GIVEN EXERCISE
Report every line in the listing that contains the string "Open".

(Lines of data)
=====

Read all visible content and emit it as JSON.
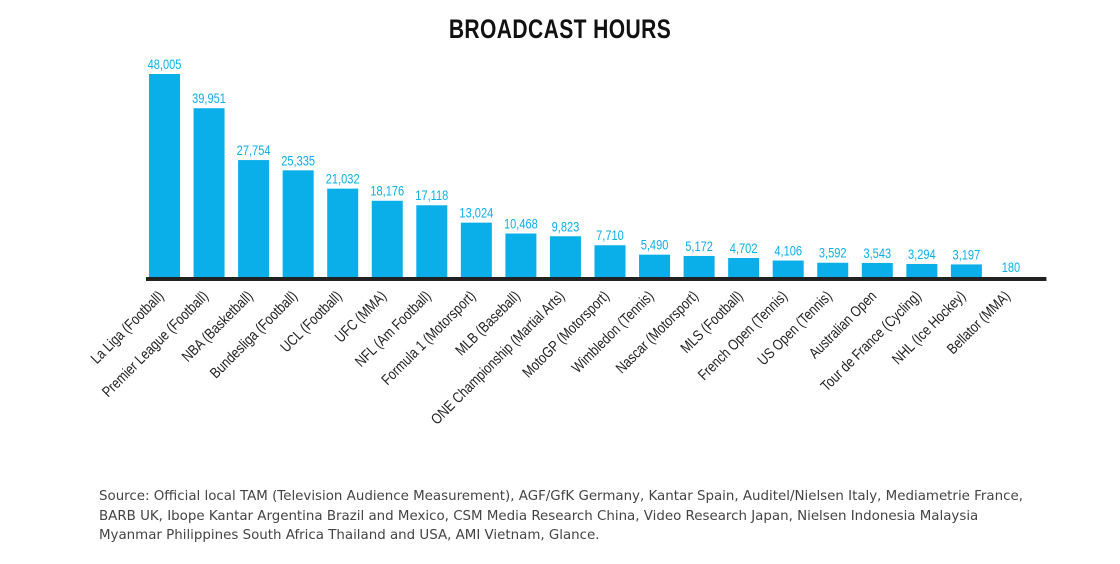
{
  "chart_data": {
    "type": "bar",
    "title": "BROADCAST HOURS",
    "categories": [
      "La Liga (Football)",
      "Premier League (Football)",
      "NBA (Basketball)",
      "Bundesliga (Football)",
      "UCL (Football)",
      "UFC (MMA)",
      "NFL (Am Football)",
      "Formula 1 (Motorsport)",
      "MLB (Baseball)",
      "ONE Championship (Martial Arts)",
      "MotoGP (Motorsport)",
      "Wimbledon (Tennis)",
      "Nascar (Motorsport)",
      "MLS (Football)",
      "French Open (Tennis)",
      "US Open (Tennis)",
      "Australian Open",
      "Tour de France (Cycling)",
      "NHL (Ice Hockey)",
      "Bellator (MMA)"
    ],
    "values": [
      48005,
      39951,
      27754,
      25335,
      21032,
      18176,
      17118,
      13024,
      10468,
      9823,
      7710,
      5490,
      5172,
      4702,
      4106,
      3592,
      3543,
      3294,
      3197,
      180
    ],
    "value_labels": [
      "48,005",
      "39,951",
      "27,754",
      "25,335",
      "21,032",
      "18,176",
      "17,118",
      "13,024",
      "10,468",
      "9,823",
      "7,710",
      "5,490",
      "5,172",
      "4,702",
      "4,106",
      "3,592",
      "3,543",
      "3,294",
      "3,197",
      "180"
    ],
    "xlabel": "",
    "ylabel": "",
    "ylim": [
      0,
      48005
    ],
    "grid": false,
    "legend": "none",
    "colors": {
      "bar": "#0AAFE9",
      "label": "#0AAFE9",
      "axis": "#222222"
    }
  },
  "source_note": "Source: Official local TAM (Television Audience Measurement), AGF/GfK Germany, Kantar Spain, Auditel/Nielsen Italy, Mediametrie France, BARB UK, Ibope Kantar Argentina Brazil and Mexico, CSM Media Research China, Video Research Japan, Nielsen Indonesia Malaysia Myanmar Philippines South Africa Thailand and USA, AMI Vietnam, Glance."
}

=====

RESULT FOR THIS TASK
      "French Open (Tennis)",
      "US Open (Tennis)",
      "Australian Open",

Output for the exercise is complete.